▸ WORK TO DO: Copy out, word for word, the lines starting with the one that contains "Patent image size: (944, 776)." and going on through the one that contains "The deflection fitting 19 is at (121, 345).", both of these included.

Start RECORDS SHOWN

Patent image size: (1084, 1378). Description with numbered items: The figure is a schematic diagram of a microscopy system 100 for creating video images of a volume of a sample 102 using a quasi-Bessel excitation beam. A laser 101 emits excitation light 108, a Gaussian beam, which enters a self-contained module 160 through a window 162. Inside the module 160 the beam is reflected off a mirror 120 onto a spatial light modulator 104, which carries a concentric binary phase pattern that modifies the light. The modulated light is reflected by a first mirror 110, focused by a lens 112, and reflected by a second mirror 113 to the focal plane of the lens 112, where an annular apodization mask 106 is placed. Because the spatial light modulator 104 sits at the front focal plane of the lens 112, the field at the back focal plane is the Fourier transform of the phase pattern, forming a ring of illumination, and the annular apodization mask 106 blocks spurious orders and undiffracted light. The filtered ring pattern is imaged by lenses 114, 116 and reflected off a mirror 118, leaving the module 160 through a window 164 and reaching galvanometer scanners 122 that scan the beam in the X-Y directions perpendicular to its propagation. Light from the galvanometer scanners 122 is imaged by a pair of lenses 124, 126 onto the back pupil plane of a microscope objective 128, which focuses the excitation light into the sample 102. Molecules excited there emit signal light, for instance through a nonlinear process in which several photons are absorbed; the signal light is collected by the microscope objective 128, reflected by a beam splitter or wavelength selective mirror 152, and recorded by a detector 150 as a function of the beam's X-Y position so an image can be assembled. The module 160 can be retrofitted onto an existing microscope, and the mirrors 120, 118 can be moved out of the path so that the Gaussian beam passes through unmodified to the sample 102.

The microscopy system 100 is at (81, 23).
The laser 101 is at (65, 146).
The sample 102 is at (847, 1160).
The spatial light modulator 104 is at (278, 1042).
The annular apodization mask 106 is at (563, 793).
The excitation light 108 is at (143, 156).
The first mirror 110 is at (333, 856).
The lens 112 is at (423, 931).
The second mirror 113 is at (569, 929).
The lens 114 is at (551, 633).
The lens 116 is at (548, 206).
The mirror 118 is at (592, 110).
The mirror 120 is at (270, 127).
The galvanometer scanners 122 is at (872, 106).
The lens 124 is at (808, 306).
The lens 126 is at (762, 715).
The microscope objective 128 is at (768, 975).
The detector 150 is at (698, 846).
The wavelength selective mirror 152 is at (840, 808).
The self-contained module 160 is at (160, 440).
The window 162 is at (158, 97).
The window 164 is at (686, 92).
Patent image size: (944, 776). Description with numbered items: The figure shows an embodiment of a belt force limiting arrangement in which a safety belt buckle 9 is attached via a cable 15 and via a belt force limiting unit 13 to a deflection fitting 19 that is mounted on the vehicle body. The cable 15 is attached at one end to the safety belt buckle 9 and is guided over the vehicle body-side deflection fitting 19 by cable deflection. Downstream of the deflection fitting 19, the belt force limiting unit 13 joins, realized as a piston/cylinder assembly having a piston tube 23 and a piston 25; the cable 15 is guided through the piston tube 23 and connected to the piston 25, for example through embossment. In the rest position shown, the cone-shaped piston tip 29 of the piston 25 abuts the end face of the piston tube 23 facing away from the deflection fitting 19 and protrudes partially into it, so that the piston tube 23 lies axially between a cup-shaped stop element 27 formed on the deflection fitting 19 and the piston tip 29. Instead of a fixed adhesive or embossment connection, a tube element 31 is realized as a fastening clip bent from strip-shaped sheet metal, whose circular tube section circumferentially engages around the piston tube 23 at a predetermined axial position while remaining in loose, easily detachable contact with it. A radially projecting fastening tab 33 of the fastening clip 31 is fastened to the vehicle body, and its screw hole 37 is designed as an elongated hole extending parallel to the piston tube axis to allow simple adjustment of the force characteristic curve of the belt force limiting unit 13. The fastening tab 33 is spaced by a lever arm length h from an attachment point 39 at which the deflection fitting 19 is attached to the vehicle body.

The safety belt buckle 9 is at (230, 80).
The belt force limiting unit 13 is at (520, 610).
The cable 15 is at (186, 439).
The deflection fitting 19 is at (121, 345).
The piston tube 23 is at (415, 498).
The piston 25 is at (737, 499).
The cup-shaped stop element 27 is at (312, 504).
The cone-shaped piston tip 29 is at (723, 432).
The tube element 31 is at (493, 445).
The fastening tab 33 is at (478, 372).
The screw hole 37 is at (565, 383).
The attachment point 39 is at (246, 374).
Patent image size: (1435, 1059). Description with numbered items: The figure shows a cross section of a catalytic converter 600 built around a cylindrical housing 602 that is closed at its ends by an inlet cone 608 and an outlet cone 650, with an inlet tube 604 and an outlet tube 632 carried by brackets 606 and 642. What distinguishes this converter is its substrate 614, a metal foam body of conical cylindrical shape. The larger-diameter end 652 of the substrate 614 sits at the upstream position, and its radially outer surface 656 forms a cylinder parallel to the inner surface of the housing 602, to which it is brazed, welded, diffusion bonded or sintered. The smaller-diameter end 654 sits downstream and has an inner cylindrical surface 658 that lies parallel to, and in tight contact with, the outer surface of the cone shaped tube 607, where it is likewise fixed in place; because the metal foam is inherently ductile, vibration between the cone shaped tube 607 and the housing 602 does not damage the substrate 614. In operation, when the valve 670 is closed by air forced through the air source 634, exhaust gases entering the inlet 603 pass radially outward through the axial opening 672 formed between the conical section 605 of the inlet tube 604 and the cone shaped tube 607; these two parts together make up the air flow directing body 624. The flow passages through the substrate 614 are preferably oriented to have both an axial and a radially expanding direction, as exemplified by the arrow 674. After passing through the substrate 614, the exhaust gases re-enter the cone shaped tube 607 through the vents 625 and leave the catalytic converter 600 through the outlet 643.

End RECORDS SHOWN

▸ FULL SOLUTION:
Patent image size: (944, 776). Description with numbered items: The figure shows an embodiment of a belt force limiting arrangement in which a safety belt buckle 9 is attached via a cable 15 and via a belt force limiting unit 13 to a deflection fitting 19 that is mounted on the vehicle body. The cable 15 is attached at one end to the safety belt buckle 9 and is guided over the vehicle body-side deflection fitting 19 by cable deflection. Downstream of the deflection fitting 19, the belt force limiting unit 13 joins, realized as a piston/cylinder assembly having a piston tube 23 and a piston 25; the cable 15 is guided through the piston tube 23 and connected to the piston 25, for example through embossment. In the rest position shown, the cone-shaped piston tip 29 of the piston 25 abuts the end face of the piston tube 23 facing away from the deflection fitting 19 and protrudes partially into it, so that the piston tube 23 lies axially between a cup-shaped stop element 27 formed on the deflection fitting 19 and the piston tip 29. Instead of a fixed adhesive or embossment connection, a tube element 31 is realized as a fastening clip bent from strip-shaped sheet metal, whose circular tube section circumferentially engages around the piston tube 23 at a predetermined axial position while remaining in loose, easily detachable contact with it. A radially projecting fastening tab 33 of the fastening clip 31 is fastened to the vehicle body, and its screw hole 37 is designed as an elongated hole extending parallel to the piston tube axis to allow simple adjustment of the force characteristic curve of the belt force limiting unit 13. The fastening tab 33 is spaced by a lever arm length h from an attachment point 39 at which the deflection fitting 19 is attached to the vehicle body.

The safety belt buckle 9 is at (230, 80).
The belt force limiting unit 13 is at (520, 610).
The cable 15 is at (186, 439).
The deflection fitting 19 is at (121, 345).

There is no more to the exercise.